Problem description —
Using the listing beneath this task, count the lines with the word "ANADY" and write only the result.

[Saved data entries]
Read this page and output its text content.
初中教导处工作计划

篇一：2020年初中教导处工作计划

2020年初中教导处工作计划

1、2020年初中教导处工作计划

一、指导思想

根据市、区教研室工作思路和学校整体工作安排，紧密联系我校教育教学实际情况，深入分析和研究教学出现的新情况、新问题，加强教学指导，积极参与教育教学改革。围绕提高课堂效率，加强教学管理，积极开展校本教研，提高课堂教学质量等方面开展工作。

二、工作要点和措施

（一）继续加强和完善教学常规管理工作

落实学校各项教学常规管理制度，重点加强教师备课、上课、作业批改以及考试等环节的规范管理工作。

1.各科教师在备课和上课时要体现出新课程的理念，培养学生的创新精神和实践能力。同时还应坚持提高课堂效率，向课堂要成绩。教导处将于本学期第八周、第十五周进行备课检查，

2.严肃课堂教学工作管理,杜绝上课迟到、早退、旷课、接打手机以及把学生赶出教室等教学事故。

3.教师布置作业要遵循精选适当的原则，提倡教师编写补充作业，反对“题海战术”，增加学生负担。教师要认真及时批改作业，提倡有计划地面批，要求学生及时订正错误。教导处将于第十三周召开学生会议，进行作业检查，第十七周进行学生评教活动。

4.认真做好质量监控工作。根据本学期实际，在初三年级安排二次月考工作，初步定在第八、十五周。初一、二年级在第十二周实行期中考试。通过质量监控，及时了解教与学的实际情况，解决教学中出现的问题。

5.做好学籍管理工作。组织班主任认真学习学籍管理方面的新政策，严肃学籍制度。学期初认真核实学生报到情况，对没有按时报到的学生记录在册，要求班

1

--

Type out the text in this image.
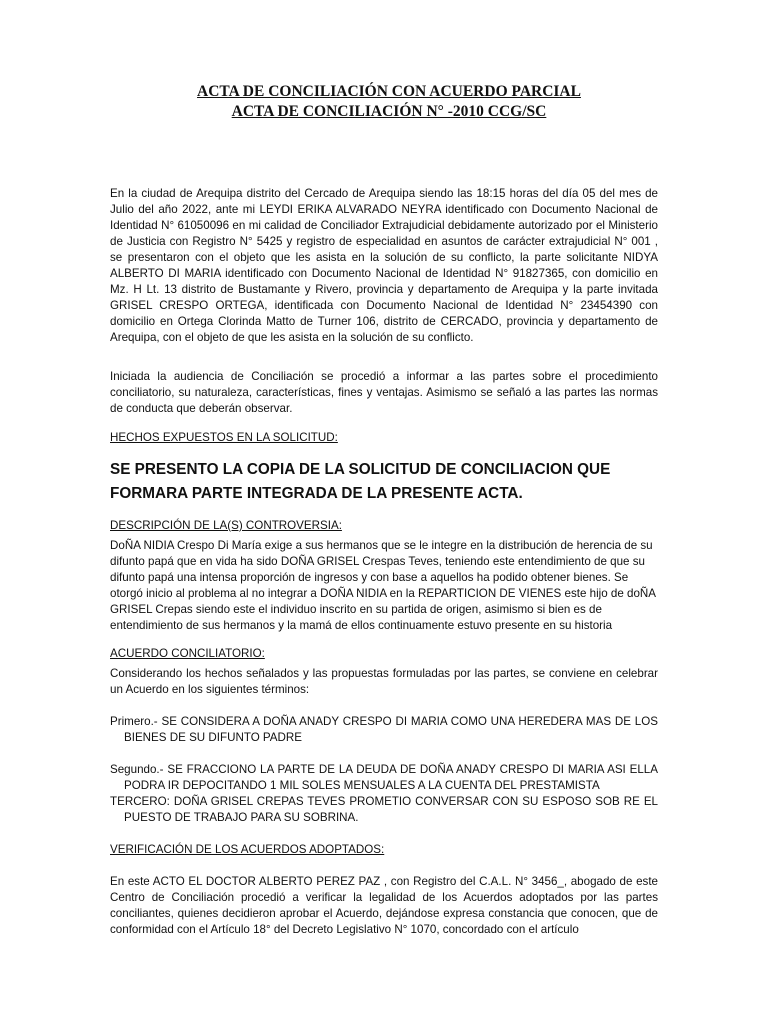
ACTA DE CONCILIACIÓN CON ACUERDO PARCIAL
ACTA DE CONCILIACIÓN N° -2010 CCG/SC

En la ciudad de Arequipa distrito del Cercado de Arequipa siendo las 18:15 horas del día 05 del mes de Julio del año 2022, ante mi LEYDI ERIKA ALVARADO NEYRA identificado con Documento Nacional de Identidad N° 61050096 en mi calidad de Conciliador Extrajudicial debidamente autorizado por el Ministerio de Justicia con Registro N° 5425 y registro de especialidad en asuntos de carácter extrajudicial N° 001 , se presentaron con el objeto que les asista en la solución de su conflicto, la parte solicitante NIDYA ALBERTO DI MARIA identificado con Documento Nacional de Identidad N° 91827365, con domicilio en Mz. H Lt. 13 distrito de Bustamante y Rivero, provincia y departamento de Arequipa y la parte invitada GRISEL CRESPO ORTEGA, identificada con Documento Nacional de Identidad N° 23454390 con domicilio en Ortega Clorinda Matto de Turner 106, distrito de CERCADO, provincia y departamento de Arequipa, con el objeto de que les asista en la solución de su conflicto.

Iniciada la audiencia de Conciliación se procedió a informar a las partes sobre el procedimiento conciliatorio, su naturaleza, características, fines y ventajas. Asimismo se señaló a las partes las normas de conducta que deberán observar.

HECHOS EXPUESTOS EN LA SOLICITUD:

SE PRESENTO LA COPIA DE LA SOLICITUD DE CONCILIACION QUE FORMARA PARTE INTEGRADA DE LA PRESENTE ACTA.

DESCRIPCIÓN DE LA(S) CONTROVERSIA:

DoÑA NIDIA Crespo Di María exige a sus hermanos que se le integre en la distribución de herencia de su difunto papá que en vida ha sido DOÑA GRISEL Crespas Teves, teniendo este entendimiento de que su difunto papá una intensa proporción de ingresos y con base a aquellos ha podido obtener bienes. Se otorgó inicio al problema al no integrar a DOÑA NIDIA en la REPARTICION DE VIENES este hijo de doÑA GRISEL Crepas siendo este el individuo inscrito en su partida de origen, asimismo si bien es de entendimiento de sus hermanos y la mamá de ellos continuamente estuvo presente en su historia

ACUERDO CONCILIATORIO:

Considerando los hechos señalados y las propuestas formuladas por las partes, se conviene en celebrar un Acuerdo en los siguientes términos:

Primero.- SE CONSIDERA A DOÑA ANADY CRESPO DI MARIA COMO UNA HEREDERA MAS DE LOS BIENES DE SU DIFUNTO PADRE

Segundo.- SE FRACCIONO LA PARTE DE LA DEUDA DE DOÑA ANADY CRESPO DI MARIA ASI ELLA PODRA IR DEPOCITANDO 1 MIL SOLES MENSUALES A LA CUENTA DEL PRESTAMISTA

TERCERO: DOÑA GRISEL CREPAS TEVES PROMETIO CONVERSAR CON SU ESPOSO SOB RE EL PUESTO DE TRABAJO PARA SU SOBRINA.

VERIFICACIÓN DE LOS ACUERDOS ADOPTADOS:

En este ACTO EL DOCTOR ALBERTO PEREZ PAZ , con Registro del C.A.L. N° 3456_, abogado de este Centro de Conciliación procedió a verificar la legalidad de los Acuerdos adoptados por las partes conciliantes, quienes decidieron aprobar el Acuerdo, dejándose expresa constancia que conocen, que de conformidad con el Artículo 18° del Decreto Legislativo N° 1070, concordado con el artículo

Exercise answer —
2